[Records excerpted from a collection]

------------------------------------

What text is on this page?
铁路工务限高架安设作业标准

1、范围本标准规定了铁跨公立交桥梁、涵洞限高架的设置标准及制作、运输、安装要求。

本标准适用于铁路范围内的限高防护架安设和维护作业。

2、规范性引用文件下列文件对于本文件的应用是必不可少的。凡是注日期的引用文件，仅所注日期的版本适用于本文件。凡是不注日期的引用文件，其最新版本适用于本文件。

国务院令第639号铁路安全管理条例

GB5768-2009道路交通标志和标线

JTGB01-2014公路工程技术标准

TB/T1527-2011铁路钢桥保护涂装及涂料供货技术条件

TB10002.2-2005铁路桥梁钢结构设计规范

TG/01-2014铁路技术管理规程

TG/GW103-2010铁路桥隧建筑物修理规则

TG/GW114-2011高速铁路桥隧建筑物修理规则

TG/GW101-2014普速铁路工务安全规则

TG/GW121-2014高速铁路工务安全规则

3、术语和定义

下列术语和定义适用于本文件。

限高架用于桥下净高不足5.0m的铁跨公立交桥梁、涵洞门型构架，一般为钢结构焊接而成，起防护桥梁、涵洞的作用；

------------------------------------

Task brief → Repeat every line of the material exactly as given.

Problem solution →
What text is on this page?
铁路工务限高架安设作业标准

1、范围本标准规定了铁跨公立交桥梁、涵洞限高架的设置标准及制作、运输、安装要求。

本标准适用于铁路范围内的限高防护架安设和维护作业。

2、规范性引用文件下列文件对于本文件的应用是必不可少的。凡是注日期的引用文件，仅所注日期的版本适用于本文件。凡是不注日期的引用文件，其最新版本适用于本文件。

国务院令第639号铁路安全管理条例

GB5768-2009道路交通标志和标线

JTGB01-2014公路工程技术标准

TB/T1527-2011铁路钢桥保护涂装及涂料供货技术条件

TB10002.2-2005铁路桥梁钢结构设计规范

TG/01-2014铁路技术管理规程

TG/GW103-2010铁路桥隧建筑物修理规则

TG/GW114-2011高速铁路桥隧建筑物修理规则

TG/GW101-2014普速铁路工务安全规则

TG/GW121-2014高速铁路工务安全规则

3、术语和定义

下列术语和定义适用于本文件。

限高架用于桥下净高不足5.0m的铁跨公立交桥梁、涵洞门型构架，一般为钢结构焊接而成，起防护桥梁、涵洞的作用；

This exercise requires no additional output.